* 分娩監視(経時的な波形の確認)がされていない出産事件

* 分娩監視(経時的な波形の確認)がされていない出産事件
 2024年9月に示談した事件です。
 福岡市にお住まいの30代の女性です。
 初産で、産婦人科に通院されていました。出産前のカルテには、検査で確認された「首に巻絡2回(きつく)」との所見がありました。
 2021年3月のある夜に陣痛がきて、入院されました。翌日の深夜には、胎児心拍数陣痛図で軽度変動一過性徐脈、早発一過性徐脈が認められ、胎児心拍数波形分類はレベル2~3で推移していました。早朝に助産師が院長へ連絡し、頭位経膣分娩に至りました。
しかし、新生児のアプガースコアは1/2点で、新生児仮死の状態でした。
 総合病院の小児科医師が来院し、救命措置を行い、転院となり、重症新生児仮死、低酸素性虚血性脳症等と診断されました。今後も、自発的運動が出るのは困難と考えられています。
分娩の経過を見ていて驚いたのは、未明の時刻以降、助産師が胎児心拍数陣痛図を装着しているものの、波形の記録(経時的なプリントアウト)を行っていなかったことでした。
 産婦人科診療ガイドラインを引用するまでもなく、分娩時においては、胎児心拍数陣痛図を監視すること、つまり、胎児が健やかであるかどうか、健康を損なう状態に至っていないかを知るために波形を見て、継続的に安全を確認していくこと、危険が生じたら医師に報告し帝王切開等の選択肢を確保する必要があることは常識です。
 特に、胎児には臍帯が首に2回巻絡していることが事前に分かっていたので、より慎重な対応が求められており、波形の記録を省略するとは信じられない対応でした。
 胎児の健康状態に対する慎重な観察と評価、対応がなされれば、新生児仮死に至ることは十分に避けられました。
 産科医療補償制度の申請手続きが完了した後、2023年夏に産婦人科に聴取にうかがい、その10月に請求書を送付しました。
2024年8月に、産科医療補償制度から既に受領した額を含めると、総額1億4850万円となる額での示談提案を受け、9月に示談に至りました。
 産科医療補償制度が開始した後での産婦人科の事件は初めて担当しました。この制度には産婦人科医の協力が不可欠なため、調査はしばらく待機する形となり、後遺障害の調査を進めました。産科医療補償制度では、原因分析で、専門性に基づく誠実な報告がなされ、感銘を受けました。
 私は、過去に危険な波形の見落としの事故(有責で訴訟上の和解)は経験したことがありますが、そもそも、「目の前を全く見ない約80分の脇見運転」のような、波形を全くみない分娩は想像もしていませんでした。
 かけがえのない出産に対して、産婦人科には、一つの症例に過ぎないという意識がなかったでしょうか。本人だけでなく、両親やそのほかの家族も含めたたくさんのひとの人生を変えてしまうような重大な結果と比較して、助産師の方の緊張感のなさには言葉が見つかりません。医療機関全体で、きちんと安全な体制が確保されるべきものと思いました。

====================

*課題の指示*:
課題文で、波形の記録を省略したことが「信じられない対応」と述べられている理由を、本文の内容に沿って1〜3文で説明してください。 この後の一覧は解答に使いません。

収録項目
====================

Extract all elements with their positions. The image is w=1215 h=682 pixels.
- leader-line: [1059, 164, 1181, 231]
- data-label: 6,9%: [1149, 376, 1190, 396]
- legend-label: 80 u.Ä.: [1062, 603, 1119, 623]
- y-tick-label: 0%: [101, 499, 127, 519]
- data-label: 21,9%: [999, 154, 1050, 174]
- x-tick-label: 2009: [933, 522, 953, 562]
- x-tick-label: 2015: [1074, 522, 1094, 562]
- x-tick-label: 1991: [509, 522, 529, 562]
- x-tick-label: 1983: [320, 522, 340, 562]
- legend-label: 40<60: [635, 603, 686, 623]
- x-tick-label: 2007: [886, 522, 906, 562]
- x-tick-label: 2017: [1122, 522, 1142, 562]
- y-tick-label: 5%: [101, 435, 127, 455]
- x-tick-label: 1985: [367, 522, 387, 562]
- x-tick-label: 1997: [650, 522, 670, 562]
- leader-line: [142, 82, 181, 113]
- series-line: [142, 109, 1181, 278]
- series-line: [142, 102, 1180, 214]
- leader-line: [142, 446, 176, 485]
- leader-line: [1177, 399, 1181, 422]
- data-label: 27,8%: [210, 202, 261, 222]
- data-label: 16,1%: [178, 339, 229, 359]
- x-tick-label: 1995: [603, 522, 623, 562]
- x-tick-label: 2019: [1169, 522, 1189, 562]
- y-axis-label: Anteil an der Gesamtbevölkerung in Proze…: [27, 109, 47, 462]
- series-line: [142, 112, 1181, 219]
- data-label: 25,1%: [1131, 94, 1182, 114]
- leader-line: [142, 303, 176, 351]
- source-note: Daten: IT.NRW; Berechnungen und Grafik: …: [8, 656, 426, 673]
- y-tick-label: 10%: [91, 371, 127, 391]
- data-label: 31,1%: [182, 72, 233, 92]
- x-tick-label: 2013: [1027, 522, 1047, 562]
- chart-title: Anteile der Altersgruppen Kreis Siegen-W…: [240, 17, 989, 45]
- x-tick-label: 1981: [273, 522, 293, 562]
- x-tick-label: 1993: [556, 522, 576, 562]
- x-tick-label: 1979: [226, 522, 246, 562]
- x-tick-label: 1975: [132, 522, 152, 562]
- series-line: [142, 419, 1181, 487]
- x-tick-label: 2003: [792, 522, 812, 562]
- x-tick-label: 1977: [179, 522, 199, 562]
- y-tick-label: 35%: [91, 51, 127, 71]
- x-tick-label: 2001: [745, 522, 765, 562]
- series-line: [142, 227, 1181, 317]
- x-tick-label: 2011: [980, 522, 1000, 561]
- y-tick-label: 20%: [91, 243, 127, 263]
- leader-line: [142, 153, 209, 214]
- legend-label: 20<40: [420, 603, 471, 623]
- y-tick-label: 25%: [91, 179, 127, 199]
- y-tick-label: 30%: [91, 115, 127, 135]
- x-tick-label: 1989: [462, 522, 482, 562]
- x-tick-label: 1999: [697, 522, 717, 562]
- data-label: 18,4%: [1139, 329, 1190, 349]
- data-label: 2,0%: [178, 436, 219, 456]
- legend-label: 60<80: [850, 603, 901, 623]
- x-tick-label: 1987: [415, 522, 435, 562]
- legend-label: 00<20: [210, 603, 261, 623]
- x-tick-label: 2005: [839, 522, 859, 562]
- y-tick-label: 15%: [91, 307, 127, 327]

====================

*解答欄*:
胎児の臍帯が首に2回巻き付いていることが事前に分かっていました。そのため、より慎重な対応が求められていたからです。